Что сделать:
**1)** Определите, согласуются ли с фрагментом о «юридическом усыновлении» утверждения (а), (б) и (в). Каждое утверждение оцените словом «да» или «нет» и приведите дословную цитату из фрагмента, которая это решает.
(а) Андрей стал великим князем.
(б) Первый случай «усыновления» обнаруживается в духовной Ивана Ивановича Красного.
(в) В духовной Владимир Андреевич причислен к «детям» Ивана Красного в пяти статьях.
**2)** Напишите продолжение фрагмента о «юридическом усыновлении», начиная сразу после последней процитированной статьи духовной.

─── Приведенный текст ───

Итак, Юрий Дмитриевич продолжал считать Андрея «в очереди» на великое княжение вслед за собой. Казалось бы, и что с того? Ведь Андрей умер раньше Юрия и великим князем так и не стал. Но тут вступает в силу своего рода «юридическое усыновление», многократно отмечавшееся исследователями и принципиально неверно ими всеми истолкованное. Речь идет о случаях, когда великий князь признавал своего племянника или даже неродного брата не просто «братом молодшим», но и «сыном». Все исследователи солидарно видят в таком признании понижение в статусе: все же «брат» выше чем «сын»! Но это мнение, ни на чем, кроме умозрительных впечатлений не основанное, принципиально неверно.

Поскольку понимание того, что же означало это «юридическое усыновление», существенно важно для рассматриваемой темы, а примеров его очень немного, позволю себе подробный их анализ.

Первый случай такого «усыновления» обнаруживается в духовной Ивана Ивановича Красного [26]. Причем, на первый взгляд, достаточно несистематически. Так, в dispositio Племянник Ивана Ивановича Владимир Андреевич Серпуховской не причислен «к лику» сыновей («…даю рѧдъ своимъ с(ы)номъ, кнѧз(ю) Дмитрию и кнѧз(ю) Ивану, и своему брат(а)ничу, кнѧз(ю) Володимеру, и своеи кнѧгинѣ»), то же в целом ряде других статей, но в духовной присутствуют три статьи, в которых Владимир Андреевич прямо и недвусмысленно причислен к числу «детей» Ивана Красного. Вот эти статьи: 1) – «А кнѧгини Оульѩна, по о(т)ца м[оего, кнѧзѧ] великого, грамотѣ по д(у)ш(е)внои, вѣдаеть волости, и осмничье, и сел(а) до св[его живота], а по ее животѣ тѣ волости, и села, и осмничье дѣтемъ моимъ, кнѧз(ю) Дмитрию, и кнѧз(ю) Ивану, и кнѧз(ю) Володимеру, и моеи кнѧгинѣ, подѣлѧтсѧ на четверо, безъ обиды»; 2) – «А ци по грѣхомъ, имуть из Орды искати Коломны, или Лопастеньскихъ мѣстъ, или ωтмѣньных мѣстъ Рѧзаньскихъ, а ци по грѣхомъ отоиметсѧ которое мѣсто, дѣти мои, кнѧз(ь) Дмитрии, и кнѧз(ь) Иванъ, и кнѧз(ь) Володимеръ, в то мѣсто, и кнѧгини подѣлѧтсѧ безъпеньными мѣсты»; 3) – «А что волости за кнѧгинью за Оульѩною, ис тыхъ волостии [по ее жи]вотѣ дѣти мои, кнѧз(ь) Дмитрии, кнѧз(ь) Иванъ, кнѧз(ь) Володимеръ, да[дуть дчери] ее Сурожикъ, сел(о) Лучиньское».

─── Фрагменты записей ───

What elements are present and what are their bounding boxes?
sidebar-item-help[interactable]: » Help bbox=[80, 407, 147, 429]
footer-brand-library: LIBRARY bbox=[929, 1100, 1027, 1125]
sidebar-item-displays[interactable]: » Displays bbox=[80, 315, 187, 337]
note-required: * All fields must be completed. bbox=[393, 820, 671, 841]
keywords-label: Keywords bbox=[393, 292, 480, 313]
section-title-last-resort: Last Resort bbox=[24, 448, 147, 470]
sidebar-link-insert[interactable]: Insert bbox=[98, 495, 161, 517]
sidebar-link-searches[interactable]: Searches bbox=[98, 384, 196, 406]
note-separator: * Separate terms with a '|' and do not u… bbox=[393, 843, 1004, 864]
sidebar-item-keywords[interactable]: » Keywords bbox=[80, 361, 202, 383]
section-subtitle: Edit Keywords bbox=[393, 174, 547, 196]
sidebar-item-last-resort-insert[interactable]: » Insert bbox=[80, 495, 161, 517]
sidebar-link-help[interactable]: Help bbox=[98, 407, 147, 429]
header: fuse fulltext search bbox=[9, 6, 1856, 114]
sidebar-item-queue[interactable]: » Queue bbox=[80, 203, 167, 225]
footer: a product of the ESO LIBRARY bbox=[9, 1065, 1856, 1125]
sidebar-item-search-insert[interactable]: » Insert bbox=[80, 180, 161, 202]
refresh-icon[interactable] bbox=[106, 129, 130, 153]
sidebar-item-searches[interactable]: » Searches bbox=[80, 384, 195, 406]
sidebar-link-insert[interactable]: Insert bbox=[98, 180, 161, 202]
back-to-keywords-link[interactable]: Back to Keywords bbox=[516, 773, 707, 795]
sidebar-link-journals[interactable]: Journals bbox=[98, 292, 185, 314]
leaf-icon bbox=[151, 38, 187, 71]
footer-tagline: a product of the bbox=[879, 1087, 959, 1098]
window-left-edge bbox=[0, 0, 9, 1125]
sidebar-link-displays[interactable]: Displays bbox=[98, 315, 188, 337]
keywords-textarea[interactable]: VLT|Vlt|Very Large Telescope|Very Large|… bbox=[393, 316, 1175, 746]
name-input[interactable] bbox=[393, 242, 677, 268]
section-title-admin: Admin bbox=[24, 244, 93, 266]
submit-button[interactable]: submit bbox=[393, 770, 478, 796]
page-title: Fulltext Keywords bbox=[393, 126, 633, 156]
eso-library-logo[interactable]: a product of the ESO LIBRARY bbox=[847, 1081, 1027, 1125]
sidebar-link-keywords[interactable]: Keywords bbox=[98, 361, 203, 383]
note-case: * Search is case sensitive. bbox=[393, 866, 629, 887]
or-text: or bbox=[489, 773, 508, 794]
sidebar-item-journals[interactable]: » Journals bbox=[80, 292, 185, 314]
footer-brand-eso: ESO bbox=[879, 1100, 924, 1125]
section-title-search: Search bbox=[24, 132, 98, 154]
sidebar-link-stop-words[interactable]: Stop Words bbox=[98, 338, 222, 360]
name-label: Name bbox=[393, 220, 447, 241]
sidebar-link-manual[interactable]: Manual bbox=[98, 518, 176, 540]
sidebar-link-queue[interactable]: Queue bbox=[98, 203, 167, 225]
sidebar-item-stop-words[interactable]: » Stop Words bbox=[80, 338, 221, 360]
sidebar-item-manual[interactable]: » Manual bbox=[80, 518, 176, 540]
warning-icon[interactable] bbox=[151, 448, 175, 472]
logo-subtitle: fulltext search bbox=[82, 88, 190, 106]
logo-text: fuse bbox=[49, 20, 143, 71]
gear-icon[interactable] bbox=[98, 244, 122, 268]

───

Ответы:
**1)**
(а) Нет: «Андрей умер раньше Юрия и великим князем так и не стал».
(б) Да: «Первый случай такого «усыновления» обнаруживается в духовной Ивана Ивановича Красного».
(в) Нет: «в духовной присутствуют три статьи, в которых Владимир Андреевич прямо и недвусмысленно причислен к числу «детей» Ивана Красного».

**2)**
В 1-ом и 3-ем случаях речь идет о владениях, завещанных еще Иваном Калитой, дедом Дмитрия, Ивана и Владимира, своей вдове Ульяне. Дед и общий для всех троих, и делиться наследством неродной бабки (второй жены Ивана Калиты), равно как и обеспечивать приданным тетку – тоже дело общее. Но вот второй пример очень важен. Речь в нем идет о сравнительно недавних приобретениях Московского княжества – Коломне, Лопасне, отвоеванных у Рязани, а также о местах, полученных у Рязани путем обмена при установлении границы по Оке при Иване Ивановиче. Отсылка на Орду с очевидностью говорит, что ордынского «благословения» на эти захваты и обмены не было, а потому Орда могла вмешаться и «по грехом» эти уже поделенные владения отнять. И тут, когда дело касается не уделов, а, как бы мы это сказали сегодня, «территориальной целостности» Московского княжества, наследия Калитовичей, Владимир вдруг выступает полноправным «сыном» завещателя! Несмотря на то, что его отец не был великим князем, наследником Московского княжения.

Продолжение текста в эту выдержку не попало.